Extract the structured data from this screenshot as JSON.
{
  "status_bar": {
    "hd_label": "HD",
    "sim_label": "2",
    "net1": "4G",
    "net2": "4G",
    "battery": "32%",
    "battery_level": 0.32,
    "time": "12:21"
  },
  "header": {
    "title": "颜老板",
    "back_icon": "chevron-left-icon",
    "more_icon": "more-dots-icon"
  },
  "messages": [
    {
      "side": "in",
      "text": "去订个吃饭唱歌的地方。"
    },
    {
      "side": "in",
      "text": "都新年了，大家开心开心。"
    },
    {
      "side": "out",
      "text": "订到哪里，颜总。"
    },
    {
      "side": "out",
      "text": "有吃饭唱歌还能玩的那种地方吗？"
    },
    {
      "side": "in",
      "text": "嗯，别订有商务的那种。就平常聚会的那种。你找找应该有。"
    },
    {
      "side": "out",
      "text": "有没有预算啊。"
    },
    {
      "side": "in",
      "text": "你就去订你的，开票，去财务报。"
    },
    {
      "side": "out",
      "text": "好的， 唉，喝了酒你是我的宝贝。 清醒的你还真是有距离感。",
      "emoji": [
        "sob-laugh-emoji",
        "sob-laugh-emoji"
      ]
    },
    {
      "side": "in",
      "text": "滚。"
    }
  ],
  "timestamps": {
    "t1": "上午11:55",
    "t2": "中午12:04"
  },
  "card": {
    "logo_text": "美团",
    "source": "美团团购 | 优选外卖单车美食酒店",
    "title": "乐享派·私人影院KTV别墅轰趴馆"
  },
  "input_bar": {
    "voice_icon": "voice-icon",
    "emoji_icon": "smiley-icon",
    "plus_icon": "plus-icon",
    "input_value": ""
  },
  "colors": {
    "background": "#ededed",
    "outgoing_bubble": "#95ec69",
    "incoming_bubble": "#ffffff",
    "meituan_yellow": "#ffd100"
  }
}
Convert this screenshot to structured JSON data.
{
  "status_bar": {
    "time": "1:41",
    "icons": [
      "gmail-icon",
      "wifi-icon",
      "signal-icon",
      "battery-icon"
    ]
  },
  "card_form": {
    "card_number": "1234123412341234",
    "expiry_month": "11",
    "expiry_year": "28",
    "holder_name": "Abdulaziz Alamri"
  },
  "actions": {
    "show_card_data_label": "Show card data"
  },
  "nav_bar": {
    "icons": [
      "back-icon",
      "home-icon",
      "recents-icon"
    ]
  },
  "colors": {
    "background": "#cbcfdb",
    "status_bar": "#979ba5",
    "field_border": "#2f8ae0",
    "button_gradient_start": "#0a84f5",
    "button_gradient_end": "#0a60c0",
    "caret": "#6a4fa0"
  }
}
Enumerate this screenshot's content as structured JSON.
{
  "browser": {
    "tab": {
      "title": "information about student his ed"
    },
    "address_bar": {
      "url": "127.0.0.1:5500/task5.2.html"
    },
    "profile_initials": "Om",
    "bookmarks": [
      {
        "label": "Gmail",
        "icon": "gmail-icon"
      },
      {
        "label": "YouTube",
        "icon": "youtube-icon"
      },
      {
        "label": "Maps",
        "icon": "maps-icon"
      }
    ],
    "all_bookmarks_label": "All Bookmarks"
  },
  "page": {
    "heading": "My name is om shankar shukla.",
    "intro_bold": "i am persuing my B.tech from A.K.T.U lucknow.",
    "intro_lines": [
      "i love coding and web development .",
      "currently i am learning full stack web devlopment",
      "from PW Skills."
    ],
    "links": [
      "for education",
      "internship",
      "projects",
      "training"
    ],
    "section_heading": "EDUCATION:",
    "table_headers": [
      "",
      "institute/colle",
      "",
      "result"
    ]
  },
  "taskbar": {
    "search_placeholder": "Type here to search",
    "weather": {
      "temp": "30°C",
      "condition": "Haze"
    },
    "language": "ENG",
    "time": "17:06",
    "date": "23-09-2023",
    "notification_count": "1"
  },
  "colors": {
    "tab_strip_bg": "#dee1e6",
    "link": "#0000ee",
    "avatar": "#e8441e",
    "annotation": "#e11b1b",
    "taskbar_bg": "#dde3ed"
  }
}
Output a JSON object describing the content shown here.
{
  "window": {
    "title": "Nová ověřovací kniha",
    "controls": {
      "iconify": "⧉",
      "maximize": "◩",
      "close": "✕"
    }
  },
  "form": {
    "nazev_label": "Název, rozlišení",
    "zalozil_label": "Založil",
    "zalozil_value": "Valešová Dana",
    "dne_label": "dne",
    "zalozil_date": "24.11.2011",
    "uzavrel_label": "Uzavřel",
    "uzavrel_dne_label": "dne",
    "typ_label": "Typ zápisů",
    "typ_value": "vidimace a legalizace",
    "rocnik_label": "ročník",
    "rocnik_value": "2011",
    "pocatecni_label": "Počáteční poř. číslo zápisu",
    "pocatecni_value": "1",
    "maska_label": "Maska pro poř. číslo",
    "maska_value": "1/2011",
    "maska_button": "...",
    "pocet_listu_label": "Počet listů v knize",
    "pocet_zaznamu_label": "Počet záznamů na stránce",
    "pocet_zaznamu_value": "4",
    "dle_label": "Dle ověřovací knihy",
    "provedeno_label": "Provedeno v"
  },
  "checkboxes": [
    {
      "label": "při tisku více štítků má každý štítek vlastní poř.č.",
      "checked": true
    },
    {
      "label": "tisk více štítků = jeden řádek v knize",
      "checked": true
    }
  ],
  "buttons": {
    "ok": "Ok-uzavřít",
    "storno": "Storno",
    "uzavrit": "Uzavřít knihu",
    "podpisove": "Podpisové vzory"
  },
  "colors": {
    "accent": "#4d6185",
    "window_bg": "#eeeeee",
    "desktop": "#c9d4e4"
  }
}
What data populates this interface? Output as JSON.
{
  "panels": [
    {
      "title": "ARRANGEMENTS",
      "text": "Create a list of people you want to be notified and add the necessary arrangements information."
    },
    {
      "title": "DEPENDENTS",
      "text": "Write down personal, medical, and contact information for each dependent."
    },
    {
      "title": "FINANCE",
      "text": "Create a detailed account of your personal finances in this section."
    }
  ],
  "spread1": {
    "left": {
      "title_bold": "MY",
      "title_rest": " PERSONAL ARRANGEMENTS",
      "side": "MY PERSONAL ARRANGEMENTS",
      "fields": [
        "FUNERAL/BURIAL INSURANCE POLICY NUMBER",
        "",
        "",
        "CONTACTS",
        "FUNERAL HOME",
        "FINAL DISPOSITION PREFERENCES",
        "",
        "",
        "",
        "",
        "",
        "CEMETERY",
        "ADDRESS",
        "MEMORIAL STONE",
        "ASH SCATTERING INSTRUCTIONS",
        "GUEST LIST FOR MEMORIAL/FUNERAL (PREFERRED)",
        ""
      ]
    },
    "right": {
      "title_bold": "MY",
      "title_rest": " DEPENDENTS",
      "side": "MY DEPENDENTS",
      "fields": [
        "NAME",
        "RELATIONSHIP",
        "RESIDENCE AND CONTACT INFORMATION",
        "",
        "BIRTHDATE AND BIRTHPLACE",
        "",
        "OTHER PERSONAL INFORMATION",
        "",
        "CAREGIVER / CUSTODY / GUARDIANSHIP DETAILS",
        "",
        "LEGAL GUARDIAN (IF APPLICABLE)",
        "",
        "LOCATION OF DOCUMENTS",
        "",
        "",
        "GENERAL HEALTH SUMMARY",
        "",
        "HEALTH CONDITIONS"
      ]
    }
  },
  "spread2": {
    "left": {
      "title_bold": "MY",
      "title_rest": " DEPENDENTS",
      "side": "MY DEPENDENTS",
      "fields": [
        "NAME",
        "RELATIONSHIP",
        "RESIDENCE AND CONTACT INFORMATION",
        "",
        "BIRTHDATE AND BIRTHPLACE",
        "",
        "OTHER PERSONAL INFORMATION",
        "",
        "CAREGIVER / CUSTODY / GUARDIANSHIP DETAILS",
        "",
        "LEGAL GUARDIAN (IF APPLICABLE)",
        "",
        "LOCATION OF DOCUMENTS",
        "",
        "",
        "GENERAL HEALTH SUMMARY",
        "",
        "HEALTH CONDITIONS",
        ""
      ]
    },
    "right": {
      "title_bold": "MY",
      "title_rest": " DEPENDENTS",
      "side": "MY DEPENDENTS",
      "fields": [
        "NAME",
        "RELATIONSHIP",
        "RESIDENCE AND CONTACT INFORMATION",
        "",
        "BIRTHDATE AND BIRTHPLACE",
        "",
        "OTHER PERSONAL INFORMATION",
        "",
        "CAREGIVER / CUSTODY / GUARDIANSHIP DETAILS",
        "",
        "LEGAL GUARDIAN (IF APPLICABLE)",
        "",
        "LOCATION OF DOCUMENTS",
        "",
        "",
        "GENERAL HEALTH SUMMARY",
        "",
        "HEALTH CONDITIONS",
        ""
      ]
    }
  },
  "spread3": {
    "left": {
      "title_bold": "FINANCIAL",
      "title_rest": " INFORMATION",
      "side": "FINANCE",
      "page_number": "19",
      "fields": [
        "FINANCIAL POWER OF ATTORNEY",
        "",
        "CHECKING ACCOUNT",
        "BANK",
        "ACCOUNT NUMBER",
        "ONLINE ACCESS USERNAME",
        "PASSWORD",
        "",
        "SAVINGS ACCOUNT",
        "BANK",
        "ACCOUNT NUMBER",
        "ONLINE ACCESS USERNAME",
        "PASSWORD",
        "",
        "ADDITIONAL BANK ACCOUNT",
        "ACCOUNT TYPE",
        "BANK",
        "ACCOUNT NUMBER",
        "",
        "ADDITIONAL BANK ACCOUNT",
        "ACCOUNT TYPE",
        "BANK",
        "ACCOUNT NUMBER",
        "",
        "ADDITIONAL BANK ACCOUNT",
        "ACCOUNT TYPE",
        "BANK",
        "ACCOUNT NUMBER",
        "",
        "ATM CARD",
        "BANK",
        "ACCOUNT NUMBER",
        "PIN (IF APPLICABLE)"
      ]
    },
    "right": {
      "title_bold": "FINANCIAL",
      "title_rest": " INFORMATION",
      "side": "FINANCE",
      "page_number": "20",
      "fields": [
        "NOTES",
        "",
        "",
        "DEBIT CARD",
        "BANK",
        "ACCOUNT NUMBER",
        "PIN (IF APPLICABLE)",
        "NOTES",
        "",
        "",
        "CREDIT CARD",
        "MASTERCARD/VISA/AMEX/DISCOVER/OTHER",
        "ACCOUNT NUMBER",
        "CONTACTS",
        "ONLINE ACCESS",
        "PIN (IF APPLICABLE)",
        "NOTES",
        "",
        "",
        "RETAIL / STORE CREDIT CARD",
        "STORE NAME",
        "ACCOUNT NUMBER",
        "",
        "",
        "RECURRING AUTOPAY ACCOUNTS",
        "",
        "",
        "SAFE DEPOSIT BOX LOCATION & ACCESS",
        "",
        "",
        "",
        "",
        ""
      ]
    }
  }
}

→ WRITTEN PROBLEM
Pull out each line of the records holding the string "structured".

→ RESULT FOR THIS EXERCISE
Extract the structured data from this screenshot as JSON.
Convert this screenshot to structured JSON data.
Enumerate this screenshot's content as structured JSON.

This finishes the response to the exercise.